Brano |
----

L’arrivo a Newcastle, città natale di Sting(!), è piuttosto shockante…: dopo un viaggio eterno, raggiungo questa tipica casetta inglese su due piani, con cortile sul retro, che affaccia su una strada interna di servizio (avete presente la casa di Billy Elliot? Uguale…!). Entrato in casa, devo schivare l’enorme canoa del fratello Nigel, abbandonata nel corridoio, a lato della scala per il primo piano.
Neanche il tempo di fare conoscenza con gli altri membri della famiglia e Graeme mi porta al pub “The Blak Horse”, dove ci attendono alcuni amici: lui offre a tutti il primo giro; sto sorseggiando la mia prima pinta di Bitter, quando un amico fa un altro giro; neanche il tempo di finire la prima pinta, che mi arriva la terza… Non ricordo quanti amici si fossero uniti alla brigata, né se sia arrivato a fare un giro per tutti anch’io: so solo che mi sono svegliato la mattina dopo, molto tardi (!), faticando a riconoscere la stanza dove mi trovavo… Perfetto primo approccio con un pub inglese, direi…
I giorni seguenti sono meno traumatici e, in partenza per Londra, mi chiedo se riuscirò a trovare i miei amici italiani, coi quali (in mancanza di cellulari) ci siamo dati da tempo appuntamento il tal giorno alla tal ora in Trafalgar Square, sotto ai leoni alla base del monumento a Horatio Nelson!
Sorprendentemente, riusciamo a trovarci con Matteo e Luca (detto Il Mistico) da Bologna e l’inossidabile Lele, giunto direttamente da Napoli. Trovata sistemazione in un’improbabile ostello, inizia il nostro girovagare da turisti diciottenni nella Londra di metà anni ’80, una vera Mecca per noi figli del post-punk e desiderosi di toccare con mano quella cultura di strada, di contaminazioni e di sperimentazione, che tanto avevamo sognato negli anni precedenti.
I quartieri londinesi, i negozi di dischi e di abbigliamento (è lì che ho comprato i miei primi Dr.Martens – i primi apparsi nel mio liceo bolognese! – e le mie Creeper), ma anche i musei e i luoghi imprescindibili della sterminata Londra, oltre ai pub e ai locali, frequentati da gente improponibile per le nostre, tutto sommato provinciali, città italiane…
In quei giorni ho compreso fino in fondo la teoria della relatività di Einstein: a Bologna, visto il mio look un po’ eccentrico, mi capitava che alcune vecchiette cambiassero marciapiede quando mi incrociavano (chissà poi perché… mica ero cattivo….), mentre in alcune zone di Londra eravamo noi a cambiare marciapede, incrociano alcuni degli improbabili di cui sopra….

----

Compiti da svolgere |
• A. Ricopia dal brano sul viaggio a Newcastle e Londra il passo da "Sorprendentemente, riusciamo a" a "negli anni precedenti.".
• B. Scrivi il seguito del brano sul viaggio a Newcastle e Londra a partire dalla sua ultima frase.

----

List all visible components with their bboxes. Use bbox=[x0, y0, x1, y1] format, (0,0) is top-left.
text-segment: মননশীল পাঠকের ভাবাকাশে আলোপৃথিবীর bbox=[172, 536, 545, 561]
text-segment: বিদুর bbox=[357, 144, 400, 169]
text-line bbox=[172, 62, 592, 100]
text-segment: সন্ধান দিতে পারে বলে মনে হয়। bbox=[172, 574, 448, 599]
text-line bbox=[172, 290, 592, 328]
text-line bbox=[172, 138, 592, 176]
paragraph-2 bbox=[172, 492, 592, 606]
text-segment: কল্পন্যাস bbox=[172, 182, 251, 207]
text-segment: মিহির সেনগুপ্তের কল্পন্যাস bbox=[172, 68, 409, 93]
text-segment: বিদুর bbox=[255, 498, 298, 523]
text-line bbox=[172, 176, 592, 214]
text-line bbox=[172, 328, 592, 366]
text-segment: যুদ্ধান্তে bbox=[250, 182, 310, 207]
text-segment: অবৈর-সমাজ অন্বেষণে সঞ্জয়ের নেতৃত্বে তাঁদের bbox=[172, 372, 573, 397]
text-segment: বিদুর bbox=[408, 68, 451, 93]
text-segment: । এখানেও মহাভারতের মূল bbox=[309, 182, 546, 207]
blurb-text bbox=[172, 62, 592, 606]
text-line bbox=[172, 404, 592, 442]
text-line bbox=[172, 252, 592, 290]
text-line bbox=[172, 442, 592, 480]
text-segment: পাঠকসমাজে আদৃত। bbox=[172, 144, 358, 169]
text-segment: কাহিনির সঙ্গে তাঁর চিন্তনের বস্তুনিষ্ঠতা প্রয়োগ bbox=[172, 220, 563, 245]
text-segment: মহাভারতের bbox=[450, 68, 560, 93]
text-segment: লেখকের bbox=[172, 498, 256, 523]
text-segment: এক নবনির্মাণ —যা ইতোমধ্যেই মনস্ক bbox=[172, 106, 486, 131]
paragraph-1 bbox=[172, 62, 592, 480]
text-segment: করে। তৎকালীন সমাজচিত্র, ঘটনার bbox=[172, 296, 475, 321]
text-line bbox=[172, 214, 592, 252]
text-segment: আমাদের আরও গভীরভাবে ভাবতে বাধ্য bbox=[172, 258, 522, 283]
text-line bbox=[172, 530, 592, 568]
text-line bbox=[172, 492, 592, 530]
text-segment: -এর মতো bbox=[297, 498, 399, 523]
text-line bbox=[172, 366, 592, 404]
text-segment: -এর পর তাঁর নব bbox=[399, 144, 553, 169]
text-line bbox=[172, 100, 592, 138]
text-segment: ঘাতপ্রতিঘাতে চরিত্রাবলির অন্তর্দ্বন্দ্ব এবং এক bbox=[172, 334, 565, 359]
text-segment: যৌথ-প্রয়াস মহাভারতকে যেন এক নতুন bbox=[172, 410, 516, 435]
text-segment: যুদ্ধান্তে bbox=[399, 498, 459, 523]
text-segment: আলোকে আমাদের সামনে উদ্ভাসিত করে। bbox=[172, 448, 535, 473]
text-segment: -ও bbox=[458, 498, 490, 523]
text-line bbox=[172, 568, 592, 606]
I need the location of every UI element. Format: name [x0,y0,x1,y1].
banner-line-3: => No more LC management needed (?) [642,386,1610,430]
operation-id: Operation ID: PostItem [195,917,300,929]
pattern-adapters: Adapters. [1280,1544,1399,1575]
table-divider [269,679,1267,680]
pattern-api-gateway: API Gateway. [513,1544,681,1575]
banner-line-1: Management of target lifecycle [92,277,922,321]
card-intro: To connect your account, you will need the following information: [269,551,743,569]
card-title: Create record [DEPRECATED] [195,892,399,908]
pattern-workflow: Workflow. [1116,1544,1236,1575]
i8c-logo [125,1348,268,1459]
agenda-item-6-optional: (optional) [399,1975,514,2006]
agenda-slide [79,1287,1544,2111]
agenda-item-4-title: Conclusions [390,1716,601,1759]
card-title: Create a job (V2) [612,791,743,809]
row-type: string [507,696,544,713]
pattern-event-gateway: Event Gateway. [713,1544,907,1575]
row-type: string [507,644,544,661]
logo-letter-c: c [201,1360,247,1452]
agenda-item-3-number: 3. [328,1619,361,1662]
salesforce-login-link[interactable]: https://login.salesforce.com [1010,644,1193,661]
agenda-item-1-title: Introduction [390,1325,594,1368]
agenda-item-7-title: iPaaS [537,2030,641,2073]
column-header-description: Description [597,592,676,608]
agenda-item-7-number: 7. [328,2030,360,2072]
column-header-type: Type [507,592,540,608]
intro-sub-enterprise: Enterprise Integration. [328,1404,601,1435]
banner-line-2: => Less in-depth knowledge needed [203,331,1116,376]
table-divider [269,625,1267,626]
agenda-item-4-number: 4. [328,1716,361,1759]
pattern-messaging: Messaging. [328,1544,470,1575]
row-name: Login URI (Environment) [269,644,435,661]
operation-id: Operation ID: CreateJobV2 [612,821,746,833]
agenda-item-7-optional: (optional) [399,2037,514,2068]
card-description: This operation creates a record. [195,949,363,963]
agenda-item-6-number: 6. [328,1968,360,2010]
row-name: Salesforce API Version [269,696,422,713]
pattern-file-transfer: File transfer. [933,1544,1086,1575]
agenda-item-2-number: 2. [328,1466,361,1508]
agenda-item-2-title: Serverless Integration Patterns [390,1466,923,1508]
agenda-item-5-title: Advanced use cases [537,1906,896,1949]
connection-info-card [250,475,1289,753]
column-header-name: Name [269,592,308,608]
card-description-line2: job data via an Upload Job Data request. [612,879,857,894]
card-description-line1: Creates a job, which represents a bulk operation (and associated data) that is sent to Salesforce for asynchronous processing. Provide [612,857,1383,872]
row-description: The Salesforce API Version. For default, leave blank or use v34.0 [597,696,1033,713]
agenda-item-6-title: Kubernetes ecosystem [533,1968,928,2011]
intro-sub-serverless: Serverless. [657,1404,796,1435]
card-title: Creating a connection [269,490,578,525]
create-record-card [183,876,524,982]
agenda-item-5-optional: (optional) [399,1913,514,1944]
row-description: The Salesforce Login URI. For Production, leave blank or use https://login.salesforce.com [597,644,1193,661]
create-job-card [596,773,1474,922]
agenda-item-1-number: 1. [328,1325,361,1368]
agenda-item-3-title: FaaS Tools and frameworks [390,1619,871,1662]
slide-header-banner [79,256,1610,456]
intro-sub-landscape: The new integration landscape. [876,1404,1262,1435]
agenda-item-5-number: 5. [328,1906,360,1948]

----

Risposte |
• A.
Sorprendentemente, riusciamo a trovarci con Matteo e Luca (detto Il Mistico) da Bologna e l’inossidabile Lele, giunto direttamente da Napoli. Trovata sistemazione in un’improbabile ostello, inizia il nostro girovagare da turisti diciottenni nella Londra di metà anni ’80, una vera Mecca per noi figli del post-punk e desiderosi di toccare con mano quella cultura di strada, di contaminazioni e di sperimentazione, che tanto avevamo sognato negli anni precedenti.

• B.
A un certo punto, scopriamo che il giorno prima della nostra partenza, ci sarà un concerto al teatro tenda di Finsbury Park, con capofila Siouxie & The Banshees, la regina del gotico inglese: per Lele e me è un richiamo troppo forte e investiamo volentieri le 8 sterline per i biglietti!
La band aveva esordito nel 1976, in piena nascita del movimento punk e, come molte in quel periodo, a fronte del grande fermento che animava musicisti spesso improvvisati, aveva risentito proprio delle difficoltà di reperirne di adeguati ad un progetto professionale in ambito musicale.
Specchio di tale difficoltà, agli esordi si esibirono con alla batteria Sid Vicious, poi noto come bassista dei Sex Pistols!
A supportare per brevi periodi la band, si prodigò anche Robert Smith, che come sappiamo era il fondatore e l’anima dei Cure, che accompagnarono come gruppo spalla i Banshees nel tour del 1979, sull’onda del successo del singolo Hong Kong Garden (che qualcuna/o ricorderà nella colonna sonora del film Marie Antoniette di Sofia Coppola, del 2006).
Nel 1987 avevano, però, già pubblicato i loro album migliori, Kaleidoscope nel 1980 e soprattutto Tinderbox nel 1985, che continua ad essere uno dei miei album preferiti, grazie anche agli arrangiamenti ed alle batterie di Budgie, con cui nel frattempo Siouxie aveva inziato una relazione, quantomai proficua anche sul versante musicale, come testimonia anche il duo The Creatures a partire dal 1983 e a maggior ragione dopo lo scioglimento dei Banshees e il loro matrimonio nel 1991.
Quel pomeriggio del 25 luglio, Lele ed io salutiamo i nostri compagni di viaggio, dandoci appuntamento a London Victoria Station, e ci infiliamo nella metropolitana per raggiungere Finsbury Park, ignari dell’esperienza inedita che ci attende.
In metro incontriamo due ragazze tedesche, emozionate come noi e cariche di aspettative: sarà, anche da questo punto di vista, una bella serata di incontri e di scambi interculturali…
Giunti alla meta, il campionario di varia umanità supera a livello esponenziale quanto abbiamo incontrato nei giorni precedenti: sembra che mezza Brixton (patria indiscussa dei punk londinesi) abbia raggiunto Finsbury Park e, a noi provinciali italiani, tutto ciò incute un misto di ammirazione, rispetto e timore… Ricordo perfettamente un giovane punk con una gamba rotta e le stampelle farsi largo fra la folla per raggiungere i posti più vicini al palco: le stesse stampelle che vedremo levarsi e volare sopra al pubblico accalcato a pogare nel clou dello show…. Non sappiamo che fine abbia fatto il punkettone ingessato!
I gruppi spalla fanno la loro parte e non entro nel merito, per esigenze di spazio (rimando in rete, per chi fosse interessata/o), poi finalmente arrivano i Banshees, guidati da una Siouxie Sioux forse al massimo del suo splendore: bellissima, eterea e capace di calamitare l’attenzione come forse poche/i in quegli anni.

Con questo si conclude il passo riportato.